Give the listing again exactly, omitting its images.
-- Record excerpts start --
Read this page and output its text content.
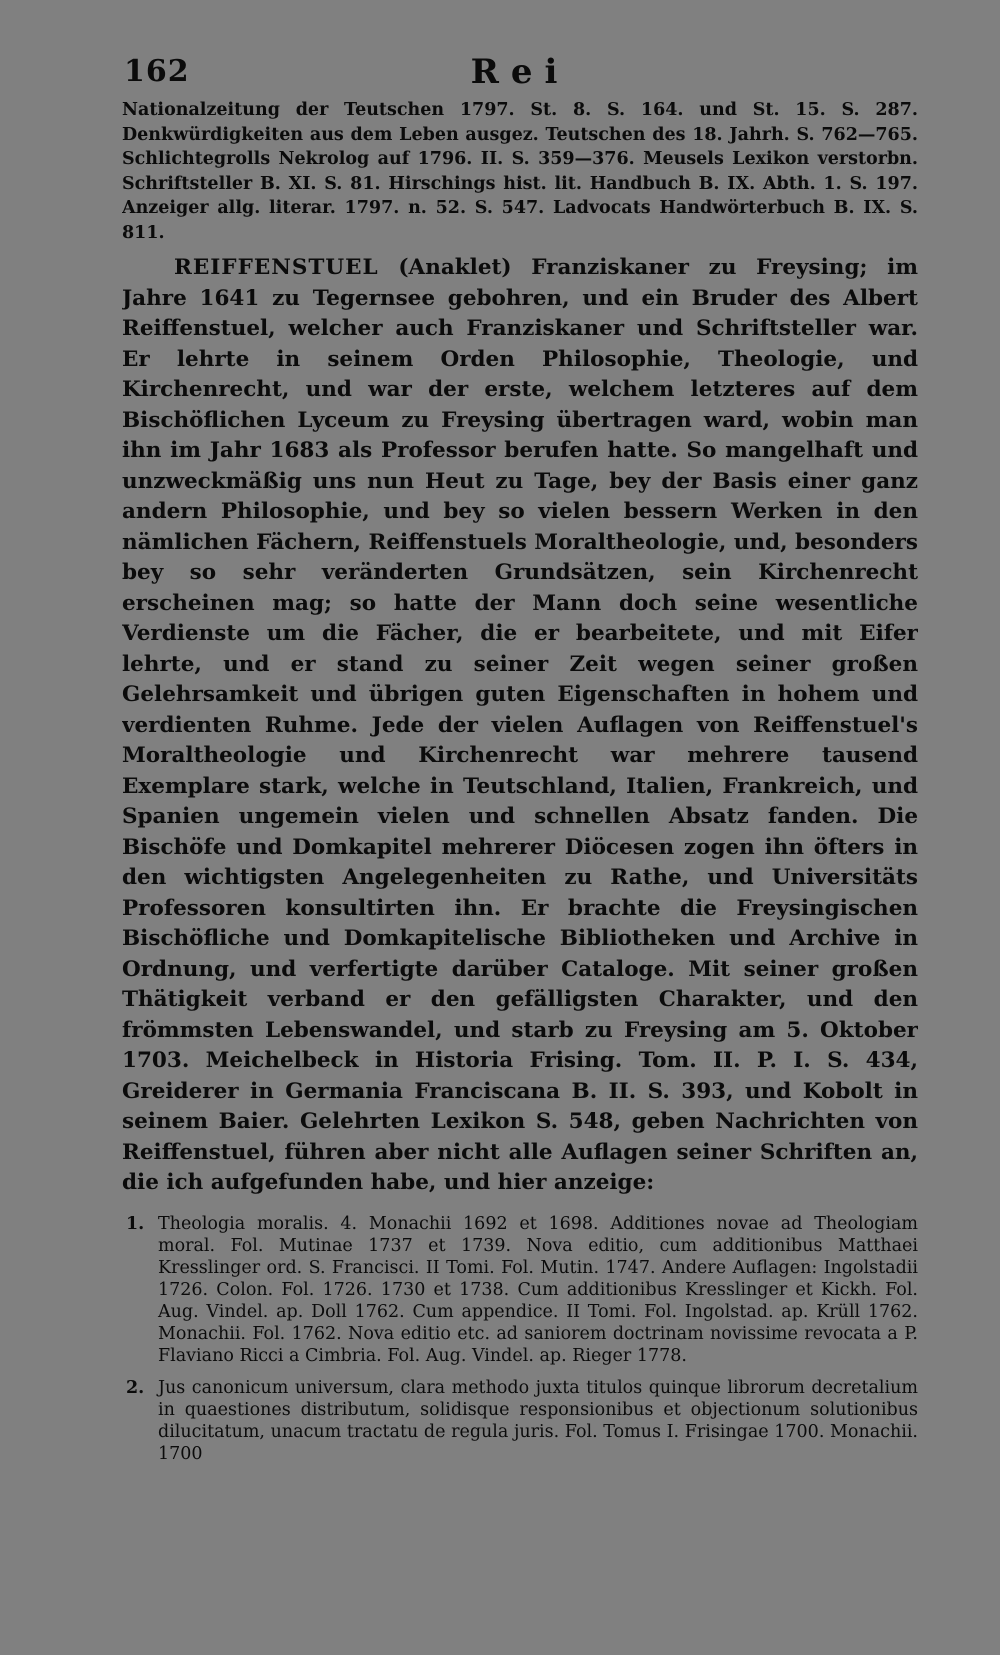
162	Rei

Nationalzeitung der Teutschen 1797. St. 8. S. 164. und St. 15. S. 287. Denkwürdigkeiten aus dem Leben ausgez. Teutschen des 18. Jahrh. S. 762—765. Schlichtegrolls Nekrolog auf 1796. II. S. 359—376. Meusels Lexikon verstorbn. Schriftsteller B. XI. S. 81. Hirschings hist. lit. Handbuch B. IX. Abth. 1. S. 197. Anzeiger allg. literar. 1797. n. 52. S. 547. Ladvocats Handwörterbuch B. IX. S. 811.

REIFFENSTUEL (Anaklet) Franziskaner zu Freysing; im Jahre 1641 zu Tegernsee gebohren, und ein Bruder des Albert Reiffenstuel, welcher auch Franziskaner und Schriftsteller war. Er lehrte in seinem Orden Philosophie, Theologie, und Kirchenrecht, und war der erste, welchem letzteres auf dem Bischöflichen Lyceum zu Freysing übertragen ward, wobin man ihn im Jahr 1683 als Professor berufen hatte. So mangelhaft und unzweckmäßig uns nun Heut zu Tage, bey der Basis einer ganz andern Philosophie, und bey so vielen bessern Werken in den nämlichen Fächern, Reiffenstuels Moraltheologie, und, besonders bey so sehr veränderten Grundsätzen, sein Kirchenrecht erscheinen mag; so hatte der Mann doch seine wesentliche Verdienste um die Fächer, die er bearbeitete, und mit Eifer lehrte, und er stand zu seiner Zeit wegen seiner großen Gelehrsamkeit und übrigen guten Eigenschaften in hohem und verdienten Ruhme. Jede der vielen Auflagen von Reiffenstuel's Moraltheologie und Kirchenrecht war mehrere tausend Exemplare stark, welche in Teutschland, Italien, Frankreich, und Spanien ungemein vielen und schnellen Absatz fanden. Die Bischöfe und Domkapitel mehrerer Diöcesen zogen ihn öfters in den wichtigsten Angelegenheiten zu Rathe, und Universitäts Professoren konsultirten ihn. Er brachte die Freysingischen Bischöfliche und Domkapitelische Bibliotheken und Archive in Ordnung, und verfertigte darüber Cataloge. Mit seiner großen Thätigkeit verband er den gefälligsten Charakter, und den frömmsten Lebenswandel, und starb zu Freysing am 5. Oktober 1703. Meichelbeck in Historia Frising. Tom. II. P. I. S. 434, Greiderer in Germania Franciscana B. II. S. 393, und Kobolt in seinem Baier. Gelehrten Lexikon S. 548, geben Nachrichten von Reiffenstuel, führen aber nicht alle Auflagen seiner Schriften an, die ich aufgefunden habe, und hier anzeige:

1. Theologia moralis. 4. Monachii 1692 et 1698. Additiones novae ad Theologiam moral. Fol. Mutinae 1737 et 1739. Nova editio, cum additionibus Matthaei Kresslinger ord. S. Francisci. II Tomi. Fol. Mutin. 1747. Andere Auflagen: Ingolstadii 1726. Colon. Fol. 1726. 1730 et 1738. Cum additionibus Kresslinger et Kickh. Fol. Aug. Vindel. ap. Doll 1762. Cum appendice. II Tomi. Fol. Ingolstad. ap. Krüll 1762. Monachii. Fol. 1762. Nova editio etc. ad saniorem doctrinam novissime revocata a P. Flaviano Ricci a Cimbria. Fol. Aug. Vindel. ap. Rieger 1778.
2. Jus canonicum universum, clara methodo juxta titulos quinque librorum decretalium in quaestiones distributum, solidisque responsionibus et objectionum solutionibus dilucitatum, unacum tractatu de regula juris. Fol. Tomus I. Frisingae 1700. Monachii. 1700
-- Record excerpts end --
Exercise solution:
Read this page and output its text content.
162	Rei

Nationalzeitung der Teutschen 1797. St. 8. S. 164. und St. 15. S. 287. Denkwürdigkeiten aus dem Leben ausgez. Teutschen des 18. Jahrh. S. 762—765. Schlichtegrolls Nekrolog auf 1796. II. S. 359—376. Meusels Lexikon verstorbn. Schriftsteller B. XI. S. 81. Hirschings hist. lit. Handbuch B. IX. Abth. 1. S. 197. Anzeiger allg. literar. 1797. n. 52. S. 547. Ladvocats Handwörterbuch B. IX. S. 811.

REIFFENSTUEL (Anaklet) Franziskaner zu Freysing; im Jahre 1641 zu Tegernsee gebohren, und ein Bruder des Albert Reiffenstuel, welcher auch Franziskaner und Schriftsteller war. Er lehrte in seinem Orden Philosophie, Theologie, und Kirchenrecht, und war der erste, welchem letzteres auf dem Bischöflichen Lyceum zu Freysing übertragen ward, wobin man ihn im Jahr 1683 als Professor berufen hatte. So mangelhaft und unzweckmäßig uns nun Heut zu Tage, bey der Basis einer ganz andern Philosophie, und bey so vielen bessern Werken in den nämlichen Fächern, Reiffenstuels Moraltheologie, und, besonders bey so sehr veränderten Grundsätzen, sein Kirchenrecht erscheinen mag; so hatte der Mann doch seine wesentliche Verdienste um die Fächer, die er bearbeitete, und mit Eifer lehrte, und er stand zu seiner Zeit wegen seiner großen Gelehrsamkeit und übrigen guten Eigenschaften in hohem und verdienten Ruhme. Jede der vielen Auflagen von Reiffenstuel's Moraltheologie und Kirchenrecht war mehrere tausend Exemplare stark, welche in Teutschland, Italien, Frankreich, und Spanien ungemein vielen und schnellen Absatz fanden. Die Bischöfe und Domkapitel mehrerer Diöcesen zogen ihn öfters in den wichtigsten Angelegenheiten zu Rathe, und Universitäts Professoren konsultirten ihn. Er brachte die Freysingischen Bischöfliche und Domkapitelische Bibliotheken und Archive in Ordnung, und verfertigte darüber Cataloge. Mit seiner großen Thätigkeit verband er den gefälligsten Charakter, und den frömmsten Lebenswandel, und starb zu Freysing am 5. Oktober 1703. Meichelbeck in Historia Frising. Tom. II. P. I. S. 434, Greiderer in Germania Franciscana B. II. S. 393, und Kobolt in seinem Baier. Gelehrten Lexikon S. 548, geben Nachrichten von Reiffenstuel, führen aber nicht alle Auflagen seiner Schriften an, die ich aufgefunden habe, und hier anzeige:

1. Theologia moralis. 4. Monachii 1692 et 1698. Additiones novae ad Theologiam moral. Fol. Mutinae 1737 et 1739. Nova editio, cum additionibus Matthaei Kresslinger ord. S. Francisci. II Tomi. Fol. Mutin. 1747. Andere Auflagen: Ingolstadii 1726. Colon. Fol. 1726. 1730 et 1738. Cum additionibus Kresslinger et Kickh. Fol. Aug. Vindel. ap. Doll 1762. Cum appendice. II Tomi. Fol. Ingolstad. ap. Krüll 1762. Monachii. Fol. 1762. Nova editio etc. ad saniorem doctrinam novissime revocata a P. Flaviano Ricci a Cimbria. Fol. Aug. Vindel. ap. Rieger 1778.
2. Jus canonicum universum, clara methodo juxta titulos quinque librorum decretalium in quaestiones distributum, solidisque responsionibus et objectionum solutionibus dilucitatum, unacum tractatu de regula juris. Fol. Tomus I. Frisingae 1700. Monachii. 1700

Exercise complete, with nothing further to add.